▽
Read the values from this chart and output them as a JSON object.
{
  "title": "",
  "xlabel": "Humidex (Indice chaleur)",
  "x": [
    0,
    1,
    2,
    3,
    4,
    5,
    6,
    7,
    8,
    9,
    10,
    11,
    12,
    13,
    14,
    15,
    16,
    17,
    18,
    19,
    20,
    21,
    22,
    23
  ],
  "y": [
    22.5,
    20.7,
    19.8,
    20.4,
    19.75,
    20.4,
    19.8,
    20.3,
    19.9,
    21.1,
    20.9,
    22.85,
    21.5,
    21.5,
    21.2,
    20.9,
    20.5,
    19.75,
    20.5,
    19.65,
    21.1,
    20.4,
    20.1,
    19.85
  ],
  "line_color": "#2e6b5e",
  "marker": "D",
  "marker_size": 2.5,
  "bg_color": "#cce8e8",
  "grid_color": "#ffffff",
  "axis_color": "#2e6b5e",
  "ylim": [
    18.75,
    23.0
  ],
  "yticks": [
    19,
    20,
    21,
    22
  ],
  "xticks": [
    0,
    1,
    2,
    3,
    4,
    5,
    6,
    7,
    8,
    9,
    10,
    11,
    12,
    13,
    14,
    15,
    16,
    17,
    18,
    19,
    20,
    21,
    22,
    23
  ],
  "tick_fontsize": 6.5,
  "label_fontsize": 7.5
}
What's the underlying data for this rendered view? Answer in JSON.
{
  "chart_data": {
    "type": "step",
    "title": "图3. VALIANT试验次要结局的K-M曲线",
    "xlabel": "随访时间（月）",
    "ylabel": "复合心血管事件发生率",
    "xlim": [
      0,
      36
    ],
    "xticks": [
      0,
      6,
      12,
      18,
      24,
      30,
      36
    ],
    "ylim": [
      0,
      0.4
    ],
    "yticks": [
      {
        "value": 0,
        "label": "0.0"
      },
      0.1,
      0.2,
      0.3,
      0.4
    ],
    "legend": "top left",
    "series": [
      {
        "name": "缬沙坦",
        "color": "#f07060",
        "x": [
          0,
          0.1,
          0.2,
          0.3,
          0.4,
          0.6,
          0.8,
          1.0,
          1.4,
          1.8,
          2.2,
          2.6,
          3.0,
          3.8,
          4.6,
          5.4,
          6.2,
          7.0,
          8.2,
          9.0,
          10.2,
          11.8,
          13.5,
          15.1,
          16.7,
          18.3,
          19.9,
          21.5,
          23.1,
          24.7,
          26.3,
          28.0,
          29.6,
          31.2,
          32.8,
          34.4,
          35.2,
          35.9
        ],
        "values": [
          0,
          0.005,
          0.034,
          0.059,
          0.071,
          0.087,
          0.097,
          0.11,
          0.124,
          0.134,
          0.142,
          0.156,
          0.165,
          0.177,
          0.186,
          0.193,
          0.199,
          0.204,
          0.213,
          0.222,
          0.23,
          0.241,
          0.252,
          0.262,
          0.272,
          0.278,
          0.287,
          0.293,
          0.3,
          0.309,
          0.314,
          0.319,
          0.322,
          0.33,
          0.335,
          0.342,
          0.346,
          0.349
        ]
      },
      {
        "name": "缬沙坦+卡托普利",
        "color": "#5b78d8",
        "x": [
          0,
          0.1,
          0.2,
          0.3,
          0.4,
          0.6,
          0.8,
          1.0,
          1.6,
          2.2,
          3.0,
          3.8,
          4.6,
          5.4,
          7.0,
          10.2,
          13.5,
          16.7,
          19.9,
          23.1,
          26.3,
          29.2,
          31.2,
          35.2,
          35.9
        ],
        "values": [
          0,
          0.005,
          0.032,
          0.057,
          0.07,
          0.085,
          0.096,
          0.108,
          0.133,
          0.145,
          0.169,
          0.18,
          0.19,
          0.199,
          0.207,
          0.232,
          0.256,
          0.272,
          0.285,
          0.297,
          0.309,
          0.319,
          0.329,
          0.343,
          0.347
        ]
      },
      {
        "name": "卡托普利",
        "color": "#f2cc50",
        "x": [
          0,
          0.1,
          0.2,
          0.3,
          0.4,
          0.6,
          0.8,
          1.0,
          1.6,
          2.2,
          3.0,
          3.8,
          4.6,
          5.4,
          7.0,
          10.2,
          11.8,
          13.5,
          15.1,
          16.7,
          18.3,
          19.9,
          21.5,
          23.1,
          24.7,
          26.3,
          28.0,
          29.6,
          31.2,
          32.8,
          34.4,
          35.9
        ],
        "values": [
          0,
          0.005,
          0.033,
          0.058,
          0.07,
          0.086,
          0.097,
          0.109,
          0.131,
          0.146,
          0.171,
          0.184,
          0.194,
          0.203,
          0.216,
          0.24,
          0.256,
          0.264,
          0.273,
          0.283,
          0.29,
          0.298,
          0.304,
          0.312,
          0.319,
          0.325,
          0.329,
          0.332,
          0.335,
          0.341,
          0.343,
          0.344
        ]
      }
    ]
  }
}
△
- **Prompt**: Return all of the data precisely as it appears.

- **Exercise answer**:
Read the values from this chart and output them as a JSON object.
{
  "title": "",
  "xlabel": "Humidex (Indice chaleur)",
  "x": [
    0,
    1,
    2,
    3,
    4,
    5,
    6,
    7,
    8,
    9,
    10,
    11,
    12,
    13,
    14,
    15,
    16,
    17,
    18,
    19,
    20,
    21,
    22,
    23
  ],
  "y": [
    22.5,
    20.7,
    19.8,
    20.4,
    19.75,
    20.4,
    19.8,
    20.3,
    19.9,
    21.1,
    20.9,
    22.85,
    21.5,
    21.5,
    21.2,
    20.9,
    20.5,
    19.75,
    20.5,
    19.65,
    21.1,
    20.4,
    20.1,
    19.85
  ],
  "line_color": "#2e6b5e",
  "marker": "D",
  "marker_size": 2.5,
  "bg_color": "#cce8e8",
  "grid_color": "#ffffff",
  "axis_color": "#2e6b5e",
  "ylim": [
    18.75,
    23.0
  ],
  "yticks": [
    19,
    20,
    21,
    22
  ],
  "xticks": [
    0,
    1,
    2,
    3,
    4,
    5,
    6,
    7,
    8,
    9,
    10,
    11,
    12,
    13,
    14,
    15,
    16,
    17,
    18,
    19,
    20,
    21,
    22,
    23
  ],
  "tick_fontsize": 6.5,
  "label_fontsize": 7.5
}
What's the underlying data for this rendered view? Answer in JSON.
{
  "chart_data": {
    "type": "step",
    "title": "图3. VALIANT试验次要结局的K-M曲线",
    "xlabel": "随访时间（月）",
    "ylabel": "复合心血管事件发生率",
    "xlim": [
      0,
      36
    ],
    "xticks": [
      0,
      6,
      12,
      18,
      24,
      30,
      36
    ],
    "ylim": [
      0,
      0.4
    ],
    "yticks": [
      {
        "value": 0,
        "label": "0.0"
      },
      0.1,
      0.2,
      0.3,
      0.4
    ],
    "legend": "top left",
    "series": [
      {
        "name": "缬沙坦",
        "color": "#f07060",
        "x": [
          0,
          0.1,
          0.2,
          0.3,
          0.4,
          0.6,
          0.8,
          1.0,
          1.4,
          1.8,
          2.2,
          2.6,
          3.0,
          3.8,
          4.6,
          5.4,
          6.2,
          7.0,
          8.2,
          9.0,
          10.2,
          11.8,
          13.5,
          15.1,
          16.7,
          18.3,
          19.9,
          21.5,
          23.1,
          24.7,
          26.3,
          28.0,
          29.6,
          31.2,
          32.8,
          34.4,
          35.2,
          35.9
        ],
        "values": [
          0,
          0.005,
          0.034,
          0.059,
          0.071,
          0.087,
          0.097,
          0.11,
          0.124,
          0.134,
          0.142,
          0.156,
          0.165,
          0.177,
          0.186,
          0.193,
          0.199,
          0.204,
          0.213,
          0.222,
          0.23,
          0.241,
          0.252,
          0.262,
          0.272,
          0.278,
          0.287,
          0.293,
          0.3,
          0.309,
          0.314,
          0.319,
          0.322,
          0.33,
          0.335,
          0.342,
          0.346,
          0.349
        ]
      },
      {
        "name": "缬沙坦+卡托普利",
        "color": "#5b78d8",
        "x": [
          0,
          0.1,
          0.2,
          0.3,
          0.4,
          0.6,
          0.8,
          1.0,
          1.6,
          2.2,
          3.0,
          3.8,
          4.6,
          5.4,
          7.0,
          10.2,
          13.5,
          16.7,
          19.9,
          23.1,
          26.3,
          29.2,
          31.2,
          35.2,
          35.9
        ],
        "values": [
          0,
          0.005,
          0.032,
          0.057,
          0.07,
          0.085,
          0.096,
          0.108,
          0.133,
          0.145,
          0.169,
          0.18,
          0.19,
          0.199,
          0.207,
          0.232,
          0.256,
          0.272,
          0.285,
          0.297,
          0.309,
          0.319,
          0.329,
          0.343,
          0.347
        ]
      },
      {
        "name": "卡托普利",
        "color": "#f2cc50",
        "x": [
          0,
          0.1,
          0.2,
          0.3,
          0.4,
          0.6,
          0.8,
          1.0,
          1.6,
          2.2,
          3.0,
          3.8,
          4.6,
          5.4,
          7.0,
          10.2,
          11.8,
          13.5,
          15.1,
          16.7,
          18.3,
          19.9,
          21.5,
          23.1,
          24.7,
          26.3,
          28.0,
          29.6,
          31.2,
          32.8,
          34.4,
          35.9
        ],
        "values": [
          0,
          0.005,
          0.033,
          0.058,
          0.07,
          0.086,
          0.097,
          0.109,
          0.131,
          0.146,
          0.171,
          0.184,
          0.194,
          0.203,
          0.216,
          0.24,
          0.256,
          0.264,
          0.273,
          0.283,
          0.29,
          0.298,
          0.304,
          0.312,
          0.319,
          0.325,
          0.329,
          0.332,
          0.335,
          0.341,
          0.343,
          0.344
        ]
      }
    ]
  }
}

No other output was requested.